Requirement: All of the records listed below should be retyped exactly.

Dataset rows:
=======

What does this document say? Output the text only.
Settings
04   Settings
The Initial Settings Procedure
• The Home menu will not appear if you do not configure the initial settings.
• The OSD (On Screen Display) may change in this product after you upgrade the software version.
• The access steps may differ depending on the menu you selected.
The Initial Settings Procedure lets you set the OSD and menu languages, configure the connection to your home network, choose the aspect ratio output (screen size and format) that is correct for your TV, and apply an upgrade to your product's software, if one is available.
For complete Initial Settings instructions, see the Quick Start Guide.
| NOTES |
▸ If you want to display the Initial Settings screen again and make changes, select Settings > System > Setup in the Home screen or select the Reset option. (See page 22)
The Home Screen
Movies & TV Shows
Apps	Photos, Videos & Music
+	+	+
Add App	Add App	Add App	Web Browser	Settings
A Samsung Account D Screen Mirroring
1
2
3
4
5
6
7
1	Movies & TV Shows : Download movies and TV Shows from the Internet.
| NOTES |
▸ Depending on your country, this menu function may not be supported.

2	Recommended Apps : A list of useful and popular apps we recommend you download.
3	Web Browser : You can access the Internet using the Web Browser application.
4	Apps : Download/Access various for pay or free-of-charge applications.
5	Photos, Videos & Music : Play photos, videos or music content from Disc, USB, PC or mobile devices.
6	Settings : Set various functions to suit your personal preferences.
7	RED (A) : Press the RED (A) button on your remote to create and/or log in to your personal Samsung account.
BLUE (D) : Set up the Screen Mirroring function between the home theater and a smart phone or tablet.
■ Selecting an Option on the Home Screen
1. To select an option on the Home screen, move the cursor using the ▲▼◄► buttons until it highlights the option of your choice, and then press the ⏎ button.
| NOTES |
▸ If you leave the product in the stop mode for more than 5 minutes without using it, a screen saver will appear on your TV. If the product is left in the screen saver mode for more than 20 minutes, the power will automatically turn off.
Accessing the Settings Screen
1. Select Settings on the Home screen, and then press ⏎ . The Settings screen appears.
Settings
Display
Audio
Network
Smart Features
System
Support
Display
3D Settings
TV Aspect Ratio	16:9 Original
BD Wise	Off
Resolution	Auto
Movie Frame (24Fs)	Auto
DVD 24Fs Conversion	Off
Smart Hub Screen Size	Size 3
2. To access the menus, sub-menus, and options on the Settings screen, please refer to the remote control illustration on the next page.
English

=======

Final result:
What does this document say? Output the text only.
Settings
04   Settings
The Initial Settings Procedure
• The Home menu will not appear if you do not configure the initial settings.
• The OSD (On Screen Display) may change in this product after you upgrade the software version.
• The access steps may differ depending on the menu you selected.
The Initial Settings Procedure lets you set the OSD and menu languages, configure the connection to your home network, choose the aspect ratio output (screen size and format) that is correct for your TV, and apply an upgrade to your product's software, if one is available.
For complete Initial Settings instructions, see the Quick Start Guide.
| NOTES |
▸ If you want to display the Initial Settings screen again and make changes, select Settings > System > Setup in the Home screen or select the Reset option. (See page 22)
The Home Screen
Movies & TV Shows
Apps	Photos, Videos & Music
+	+	+
Add App	Add App	Add App	Web Browser	Settings
A Samsung Account D Screen Mirroring
1
2
3
4
5
6
7
1	Movies & TV Shows : Download movies and TV Shows from the Internet.
| NOTES |
▸ Depending on your country, this menu function may not be supported.

2	Recommended Apps : A list of useful and popular apps we recommend you download.
3	Web Browser : You can access the Internet using the Web Browser application.
4	Apps : Download/Access various for pay or free-of-charge applications.
5	Photos, Videos & Music : Play photos, videos or music content from Disc, USB, PC or mobile devices.
6	Settings : Set various functions to suit your personal preferences.
7	RED (A) : Press the RED (A) button on your remote to create and/or log in to your personal Samsung account.
BLUE (D) : Set up the Screen Mirroring function between the home theater and a smart phone or tablet.
■ Selecting an Option on the Home Screen
1. To select an option on the Home screen, move the cursor using the ▲▼◄► buttons until it highlights the option of your choice, and then press the ⏎ button.
| NOTES |
▸ If you leave the product in the stop mode for more than 5 minutes without using it, a screen saver will appear on your TV. If the product is left in the screen saver mode for more than 20 minutes, the power will automatically turn off.
Accessing the Settings Screen
1. Select Settings on the Home screen, and then press ⏎ . The Settings screen appears.
Settings
Display
Audio
Network
Smart Features
System
Support
Display
3D Settings
TV Aspect Ratio	16:9 Original
BD Wise	Off
Resolution	Auto
Movie Frame (24Fs)	Auto
DVD 24Fs Conversion	Off
Smart Hub Screen Size	Size 3
2. To access the menus, sub-menus, and options on the Settings screen, please refer to the remote control illustration on the next page.
English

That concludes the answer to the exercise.